[練習課題]
#1 配当金の推移を述べた本文抜粋では、今期(2022年3月期)の配当金は何円減配されたとしているか。
#2 配当金と配当性向について述べた本文抜粋を、最後の文の後から書き進めよ。

[本文抜粋]
決算期 | 1株当たり 年間配当金(円) | 配当性向(%) |
2017年3月期 | 80 | 31.8 |
2018年3月期 | 80 | 29.3 |
2019年3月期 | 80 | 41.7 |
2020年3月期 | 80 | 42.6 |
2021年3月期 | 80 | 73.5 |
表5のように、直近5年間の配当金は5年連続年間80円でしたが、今期(2022年3月期)は30円減配されています。
配当性向は、2017年3月期~2020年3月期は30~40%強と安定していましたが、2021年3月期から70%台に増加しています。
この会社は、
剰余金の配当は、各事業年度の業績、財務体質の強化、中長期事業戦略などを総合的に勘案して、内部留保の充実を図りつつ、継続的に安定的な配当を目指しています。

[掲載データ]

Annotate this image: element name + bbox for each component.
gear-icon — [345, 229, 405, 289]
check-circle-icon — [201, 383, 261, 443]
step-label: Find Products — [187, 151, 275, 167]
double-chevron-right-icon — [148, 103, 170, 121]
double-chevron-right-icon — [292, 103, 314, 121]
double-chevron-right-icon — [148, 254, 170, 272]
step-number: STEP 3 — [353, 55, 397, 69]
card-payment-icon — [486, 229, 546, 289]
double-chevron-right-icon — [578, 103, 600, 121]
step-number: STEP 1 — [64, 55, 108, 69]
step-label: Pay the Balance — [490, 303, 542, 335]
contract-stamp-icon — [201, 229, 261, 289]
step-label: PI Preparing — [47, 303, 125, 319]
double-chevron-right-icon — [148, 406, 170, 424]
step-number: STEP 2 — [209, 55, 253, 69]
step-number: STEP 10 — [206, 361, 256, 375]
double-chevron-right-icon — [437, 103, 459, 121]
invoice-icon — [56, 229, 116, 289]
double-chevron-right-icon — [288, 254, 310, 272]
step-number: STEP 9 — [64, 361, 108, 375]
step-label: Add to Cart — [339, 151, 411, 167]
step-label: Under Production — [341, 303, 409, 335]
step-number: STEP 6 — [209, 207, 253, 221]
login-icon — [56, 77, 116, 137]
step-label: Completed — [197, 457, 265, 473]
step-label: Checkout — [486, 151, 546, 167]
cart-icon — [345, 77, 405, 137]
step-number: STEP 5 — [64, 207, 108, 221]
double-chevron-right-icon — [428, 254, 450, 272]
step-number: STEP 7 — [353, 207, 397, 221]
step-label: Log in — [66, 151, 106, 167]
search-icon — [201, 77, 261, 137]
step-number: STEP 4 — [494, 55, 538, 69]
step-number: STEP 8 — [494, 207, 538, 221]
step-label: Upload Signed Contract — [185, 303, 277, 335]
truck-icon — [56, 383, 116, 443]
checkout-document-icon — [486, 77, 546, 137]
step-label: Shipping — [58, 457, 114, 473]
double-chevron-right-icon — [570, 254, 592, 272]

[解答]
#1 30円減配されている。

#2
内部留保は、競争力ある上質なコンテンツ獲得、放送設備の拡充、事業効率化のためのシステム投資などに活用するとしています。
また、自己株式の取得や消却など、自社株式の取扱いも、株主に対する有効な利益還元のひとつと考えており、株価動向や財務状況などを考慮しながら適切に検討していくとしています。
【株主優待】
この会社は株主優待があり、1年以上継続保有という条件はありますが、9月末に100株以上保有の株主に、
①「視聴優待WOWOW視聴料3カ月分無料」または②「WOWOW特製QUOカード(2,000円分)」のいずれかが贈呈されます。
3年以上継続保有の場合は、無料視聴は4カ月分になります。
こちらは、WOWOWを視聴される方はうれしい内容ですね!
配当金+株主優待の年利回りは以下です。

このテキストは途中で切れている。